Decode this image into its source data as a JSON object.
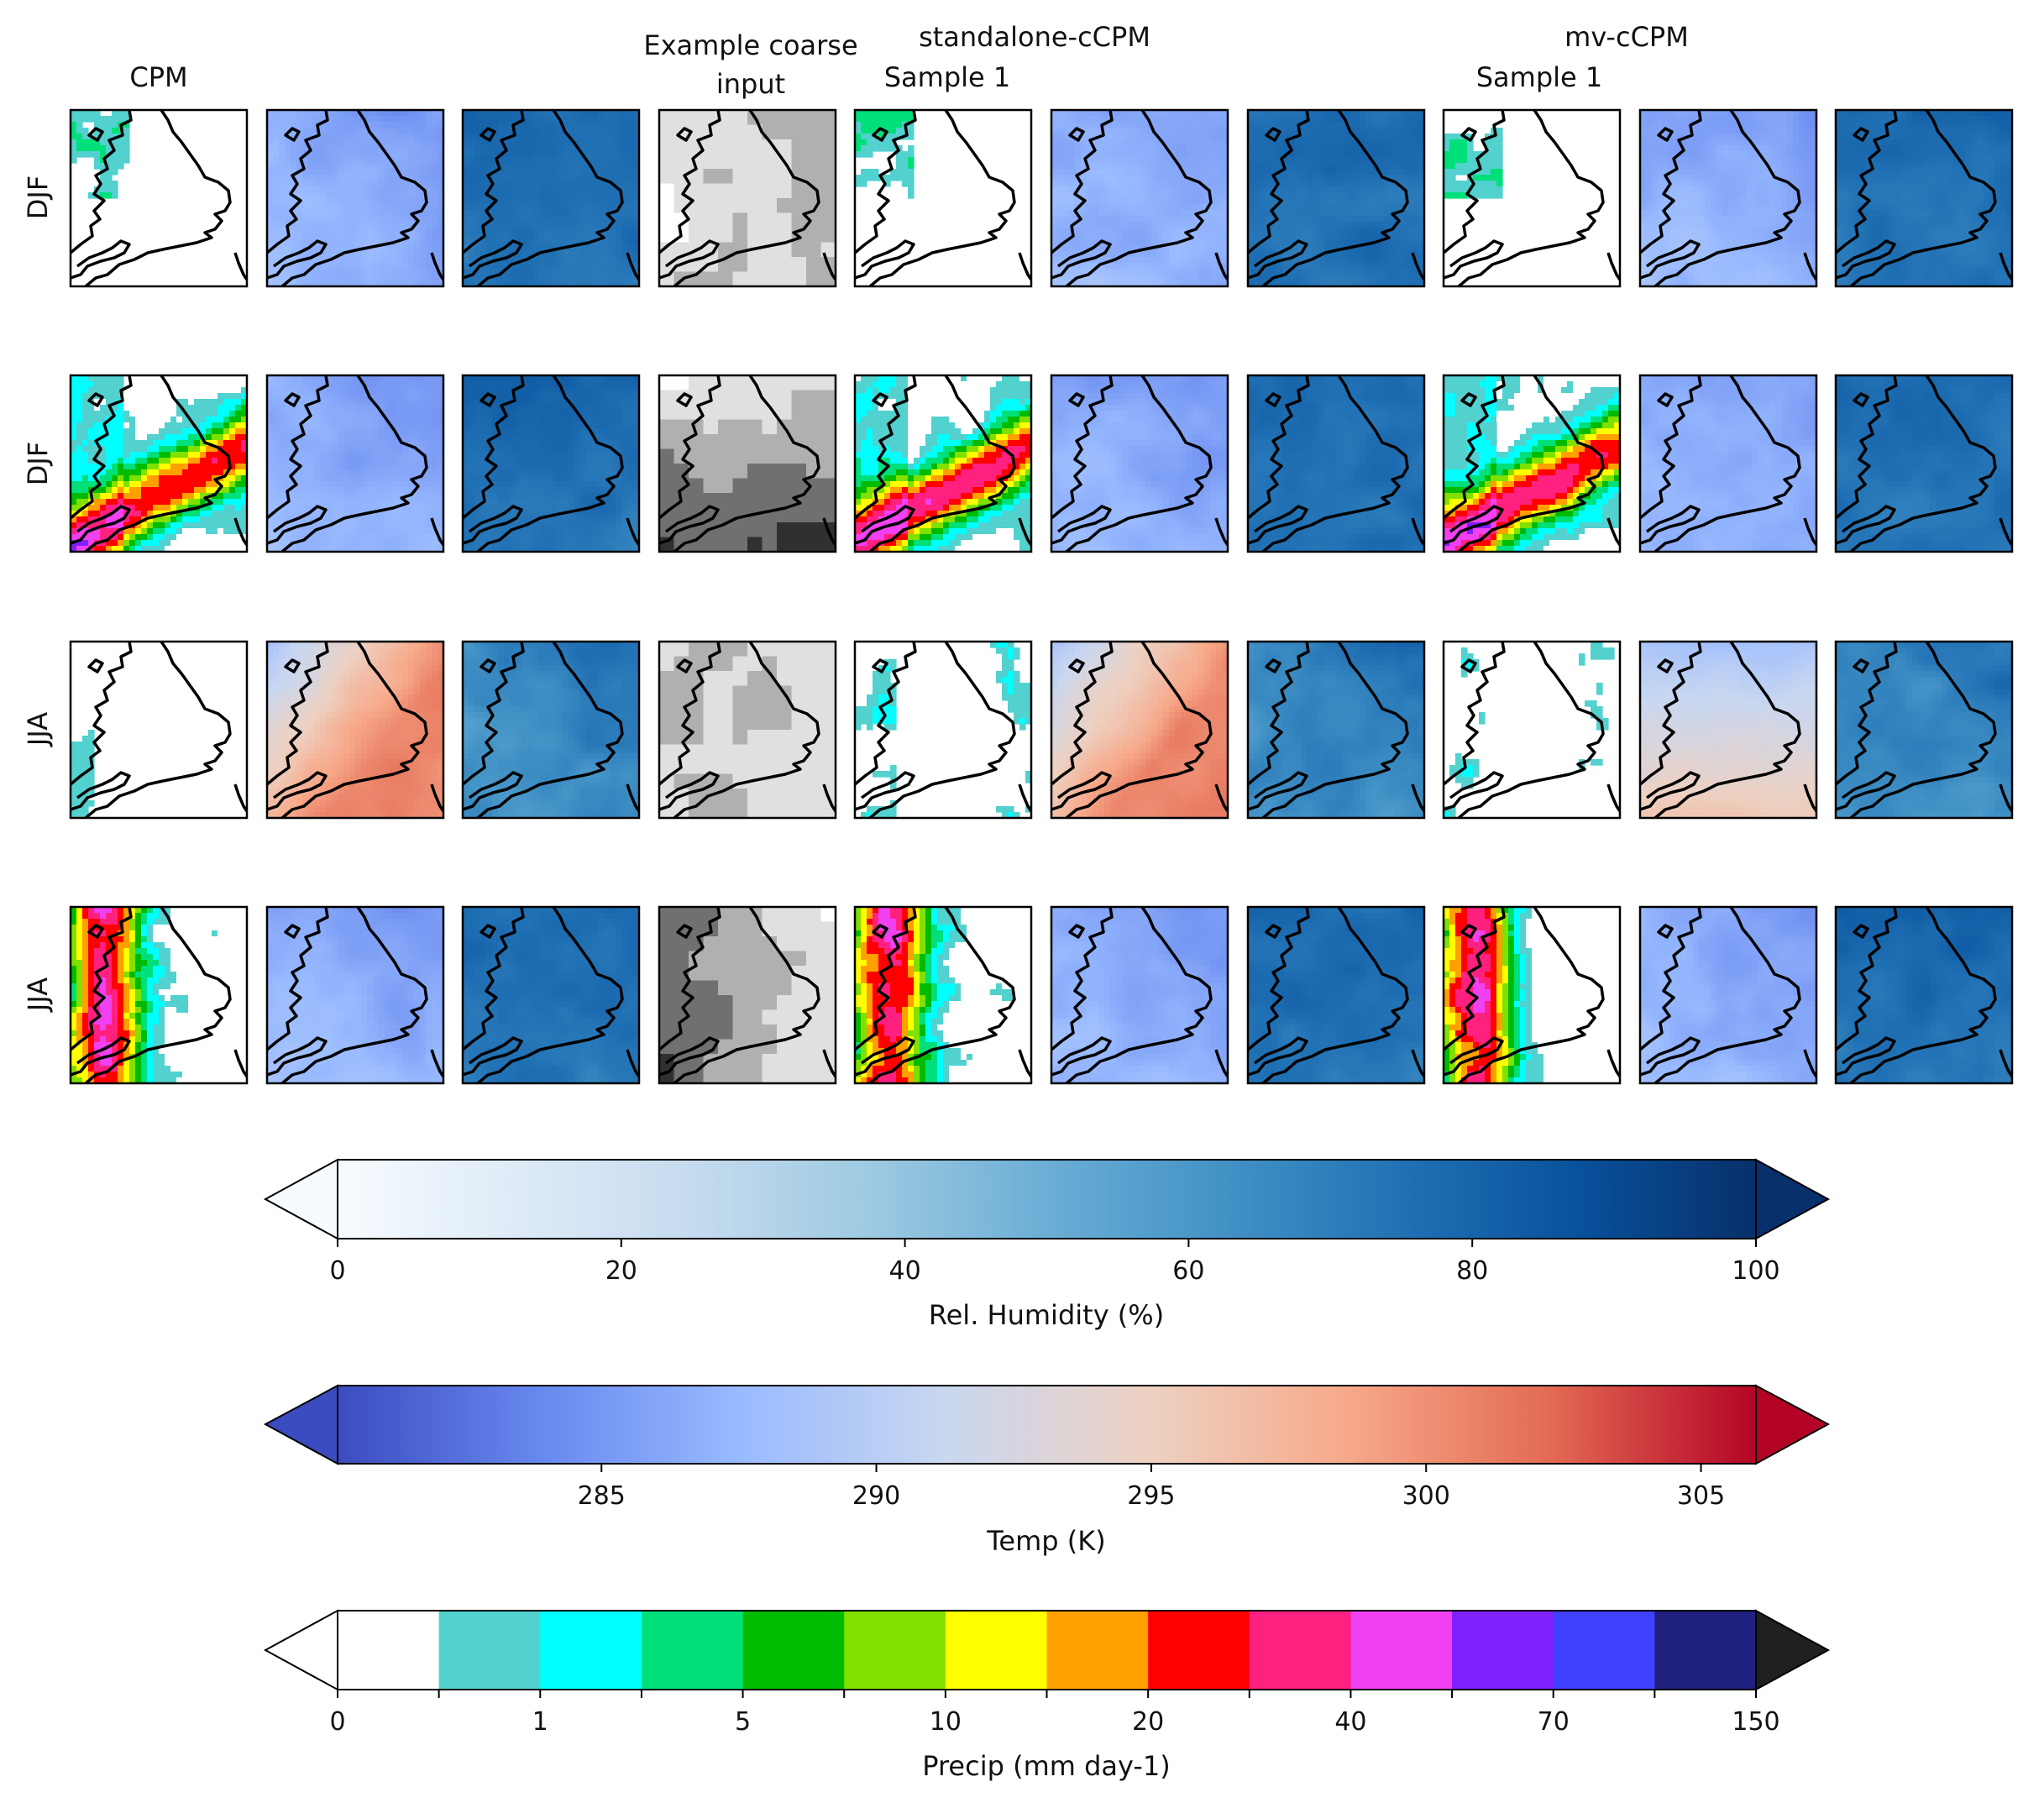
{
  "headers": {
    "cpm": "CPM",
    "coarse": "Example coarse\ninput",
    "standalone": "standalone-cCPM",
    "mv": "mv-cCPM",
    "standalone_sample": "Sample 1",
    "mv_sample": "Sample 1"
  },
  "row_labels": [
    "DJF",
    "DJF",
    "JJA",
    "JJA"
  ],
  "panels": [
    [
      "precip-light",
      "temp-cold",
      "rh-high",
      "coarse-light",
      "precip-light",
      "temp-cold",
      "rh-high",
      "precip-light",
      "temp-cold",
      "rh-high"
    ],
    [
      "precip-band",
      "temp-cold",
      "rh-high",
      "coarse-dark-south",
      "precip-band",
      "temp-cold",
      "rh-high",
      "precip-band",
      "temp-cold",
      "rh-high"
    ],
    [
      "precip-dry",
      "temp-warm",
      "rh-mid",
      "coarse-mixed",
      "precip-dry-sparse",
      "temp-warm",
      "rh-mid",
      "precip-dry-sparse",
      "temp-mild",
      "rh-mid"
    ],
    [
      "precip-heavy-west",
      "temp-cold",
      "rh-high",
      "coarse-dark-west",
      "precip-heavy-west",
      "temp-cold",
      "rh-high",
      "precip-heavy-west",
      "temp-cold",
      "rh-high"
    ]
  ],
  "colorbars": [
    {
      "label": "Rel. Humidity (%)",
      "ticks": [
        "0",
        "20",
        "40",
        "60",
        "80",
        "100"
      ],
      "range": [
        0,
        100
      ],
      "tick_values": [
        0,
        20,
        40,
        60,
        80,
        100
      ],
      "colormap": [
        "#f7fbff",
        "#deebf7",
        "#c6dbef",
        "#9ecae1",
        "#6baed6",
        "#4292c6",
        "#2171b5",
        "#08519c",
        "#08306b"
      ],
      "extend": "both"
    },
    {
      "label": "Temp (K)",
      "ticks": [
        "285",
        "290",
        "295",
        "300",
        "305"
      ],
      "range": [
        280.2,
        306
      ],
      "tick_values": [
        285,
        290,
        295,
        300,
        305
      ],
      "colormap": [
        "#3b4cc0",
        "#6788ee",
        "#9abbff",
        "#c9d7f0",
        "#edd1c2",
        "#f7a889",
        "#e26952",
        "#b40426"
      ],
      "extend": "both"
    },
    {
      "label": "Precip (mm day-1)",
      "ticks": [
        "0",
        "1",
        "5",
        "10",
        "20",
        "40",
        "70",
        "150"
      ],
      "bin_colors": [
        "#ffffff",
        "#52d1cf",
        "#00ffff",
        "#00e07a",
        "#00bb00",
        "#80e000",
        "#ffff00",
        "#ffa000",
        "#ff0000",
        "#ff2080",
        "#f040f0",
        "#8020ff",
        "#4040ff",
        "#202080",
        "#202020"
      ],
      "extend": "both"
    }
  ]
}
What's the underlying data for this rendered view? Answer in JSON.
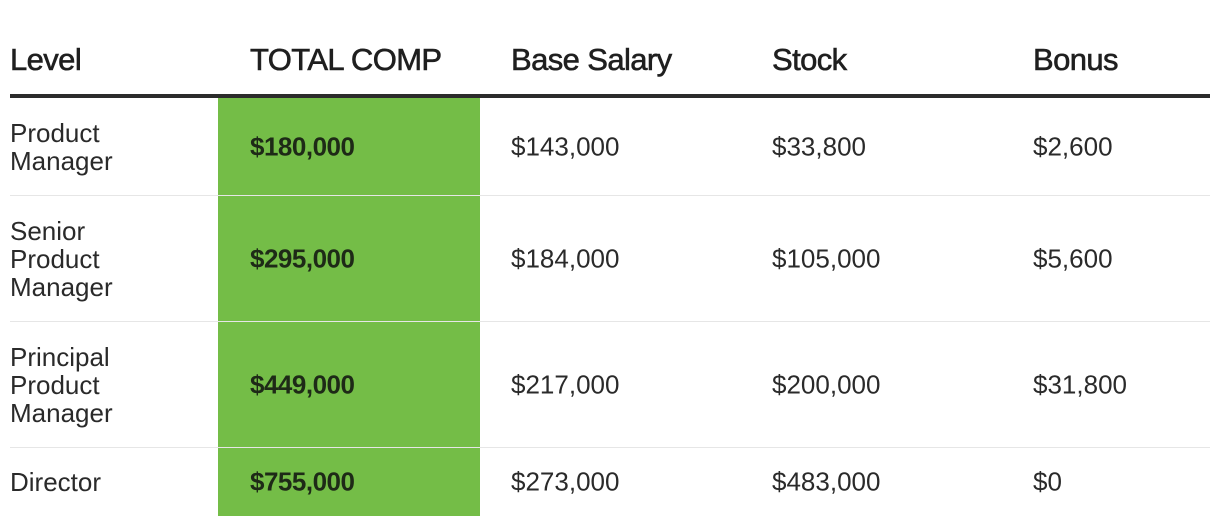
{
  "table": {
    "headers": {
      "level": "Level",
      "total_comp": "TOTAL COMP",
      "base_salary": "Base Salary",
      "stock": "Stock",
      "bonus": "Bonus"
    },
    "rows": [
      {
        "level": "Product Manager",
        "total_comp": "$180,000",
        "base_salary": "$143,000",
        "stock": "$33,800",
        "bonus": "$2,600"
      },
      {
        "level": "Senior Product Manager",
        "total_comp": "$295,000",
        "base_salary": "$184,000",
        "stock": "$105,000",
        "bonus": "$5,600"
      },
      {
        "level": "Principal Product Manager",
        "total_comp": "$449,000",
        "base_salary": "$217,000",
        "stock": "$200,000",
        "bonus": "$31,800"
      },
      {
        "level": "Director",
        "total_comp": "$755,000",
        "base_salary": "$273,000",
        "stock": "$483,000",
        "bonus": "$0"
      }
    ]
  },
  "colors": {
    "total_comp_highlight": "#74bd47",
    "header_rule": "#2b2b2b",
    "row_divider": "#e6e6e6"
  }
}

::::::::::

### What you need to do
From the data above, copy out every line with the string "cCPM" in it.

### Finished exercise
    "standalone": "standalone-cCPM",
    "mv": "mv-cCPM",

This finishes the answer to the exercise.